WHAT YOU HAVE TO DO.
Reproduce the data that follows in its entirety, character for character.
::: RECORDED INFORMATION :::
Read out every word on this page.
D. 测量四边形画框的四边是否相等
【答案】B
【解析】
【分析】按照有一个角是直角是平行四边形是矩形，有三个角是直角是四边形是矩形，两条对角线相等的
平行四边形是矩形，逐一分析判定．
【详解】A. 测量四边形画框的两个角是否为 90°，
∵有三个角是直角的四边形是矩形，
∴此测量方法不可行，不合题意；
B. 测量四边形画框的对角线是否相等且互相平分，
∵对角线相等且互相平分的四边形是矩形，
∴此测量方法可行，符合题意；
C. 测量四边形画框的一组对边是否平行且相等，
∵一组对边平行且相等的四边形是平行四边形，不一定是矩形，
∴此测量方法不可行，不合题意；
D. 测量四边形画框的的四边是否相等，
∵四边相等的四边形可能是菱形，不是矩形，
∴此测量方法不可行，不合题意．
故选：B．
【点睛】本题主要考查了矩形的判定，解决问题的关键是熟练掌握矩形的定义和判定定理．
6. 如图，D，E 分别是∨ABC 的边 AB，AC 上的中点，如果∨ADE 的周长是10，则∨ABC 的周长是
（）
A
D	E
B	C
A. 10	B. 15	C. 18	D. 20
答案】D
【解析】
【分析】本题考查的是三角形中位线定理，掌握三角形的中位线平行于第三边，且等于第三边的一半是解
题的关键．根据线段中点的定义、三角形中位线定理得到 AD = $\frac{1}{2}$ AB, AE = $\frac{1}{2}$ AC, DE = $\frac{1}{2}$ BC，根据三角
:::
THE RESULT.
Read out every word on this page.
D. 测量四边形画框的四边是否相等
【答案】B
【解析】
【分析】按照有一个角是直角是平行四边形是矩形，有三个角是直角是四边形是矩形，两条对角线相等的
平行四边形是矩形，逐一分析判定．
【详解】A. 测量四边形画框的两个角是否为 90°，
∵有三个角是直角的四边形是矩形，
∴此测量方法不可行，不合题意；
B. 测量四边形画框的对角线是否相等且互相平分，
∵对角线相等且互相平分的四边形是矩形，
∴此测量方法可行，符合题意；
C. 测量四边形画框的一组对边是否平行且相等，
∵一组对边平行且相等的四边形是平行四边形，不一定是矩形，
∴此测量方法不可行，不合题意；
D. 测量四边形画框的的四边是否相等，
∵四边相等的四边形可能是菱形，不是矩形，
∴此测量方法不可行，不合题意．
故选：B．
【点睛】本题主要考查了矩形的判定，解决问题的关键是熟练掌握矩形的定义和判定定理．
6. 如图，D，E 分别是∨ABC 的边 AB，AC 上的中点，如果∨ADE 的周长是10，则∨ABC 的周长是
（）
A
D	E
B	C
A. 10	B. 15	C. 18	D. 20
答案】D
【解析】
【分析】本题考查的是三角形中位线定理，掌握三角形的中位线平行于第三边，且等于第三边的一半是解
题的关键．根据线段中点的定义、三角形中位线定理得到 AD = $\frac{1}{2}$ AB, AE = $\frac{1}{2}$ AC, DE = $\frac{1}{2}$ BC，根据三角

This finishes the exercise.